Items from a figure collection
____________________
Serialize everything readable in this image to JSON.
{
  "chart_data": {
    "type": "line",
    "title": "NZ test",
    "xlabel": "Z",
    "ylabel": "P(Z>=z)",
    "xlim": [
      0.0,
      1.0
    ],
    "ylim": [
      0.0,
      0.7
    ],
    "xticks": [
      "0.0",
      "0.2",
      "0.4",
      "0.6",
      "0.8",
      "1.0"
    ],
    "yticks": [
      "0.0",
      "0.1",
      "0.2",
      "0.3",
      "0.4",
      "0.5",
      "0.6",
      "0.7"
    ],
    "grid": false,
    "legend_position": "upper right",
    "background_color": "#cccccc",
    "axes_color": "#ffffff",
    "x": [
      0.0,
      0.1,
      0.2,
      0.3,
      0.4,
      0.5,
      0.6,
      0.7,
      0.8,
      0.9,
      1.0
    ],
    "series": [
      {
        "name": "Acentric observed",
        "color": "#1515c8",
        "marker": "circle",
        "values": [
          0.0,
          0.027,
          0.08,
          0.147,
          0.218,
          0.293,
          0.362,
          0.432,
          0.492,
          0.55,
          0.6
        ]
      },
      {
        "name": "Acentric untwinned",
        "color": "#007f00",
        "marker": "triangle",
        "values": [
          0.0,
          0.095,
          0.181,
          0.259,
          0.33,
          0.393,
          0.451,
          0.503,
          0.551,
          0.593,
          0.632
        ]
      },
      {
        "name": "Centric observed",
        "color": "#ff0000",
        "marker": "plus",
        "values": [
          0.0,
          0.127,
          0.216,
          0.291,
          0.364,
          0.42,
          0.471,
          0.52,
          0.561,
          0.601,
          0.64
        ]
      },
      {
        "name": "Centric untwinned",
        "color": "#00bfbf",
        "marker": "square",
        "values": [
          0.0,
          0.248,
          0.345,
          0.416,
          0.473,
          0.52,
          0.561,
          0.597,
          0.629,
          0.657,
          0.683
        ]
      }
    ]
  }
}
____________________
-- Requirement --
Output the whole listing above again, word for word.

-- Task solution --
Serialize everything readable in this image to JSON.
{
  "chart_data": {
    "type": "line",
    "title": "NZ test",
    "xlabel": "Z",
    "ylabel": "P(Z>=z)",
    "xlim": [
      0.0,
      1.0
    ],
    "ylim": [
      0.0,
      0.7
    ],
    "xticks": [
      "0.0",
      "0.2",
      "0.4",
      "0.6",
      "0.8",
      "1.0"
    ],
    "yticks": [
      "0.0",
      "0.1",
      "0.2",
      "0.3",
      "0.4",
      "0.5",
      "0.6",
      "0.7"
    ],
    "grid": false,
    "legend_position": "upper right",
    "background_color": "#cccccc",
    "axes_color": "#ffffff",
    "x": [
      0.0,
      0.1,
      0.2,
      0.3,
      0.4,
      0.5,
      0.6,
      0.7,
      0.8,
      0.9,
      1.0
    ],
    "series": [
      {
        "name": "Acentric observed",
        "color": "#1515c8",
        "marker": "circle",
        "values": [
          0.0,
          0.027,
          0.08,
          0.147,
          0.218,
          0.293,
          0.362,
          0.432,
          0.492,
          0.55,
          0.6
        ]
      },
      {
        "name": "Acentric untwinned",
        "color": "#007f00",
        "marker": "triangle",
        "values": [
          0.0,
          0.095,
          0.181,
          0.259,
          0.33,
          0.393,
          0.451,
          0.503,
          0.551,
          0.593,
          0.632
        ]
      },
      {
        "name": "Centric observed",
        "color": "#ff0000",
        "marker": "plus",
        "values": [
          0.0,
          0.127,
          0.216,
          0.291,
          0.364,
          0.42,
          0.471,
          0.52,
          0.561,
          0.601,
          0.64
        ]
      },
      {
        "name": "Centric untwinned",
        "color": "#00bfbf",
        "marker": "square",
        "values": [
          0.0,
          0.248,
          0.345,
          0.416,
          0.473,
          0.52,
          0.561,
          0.597,
          0.629,
          0.657,
          0.683
        ]
      }
    ]
  }
}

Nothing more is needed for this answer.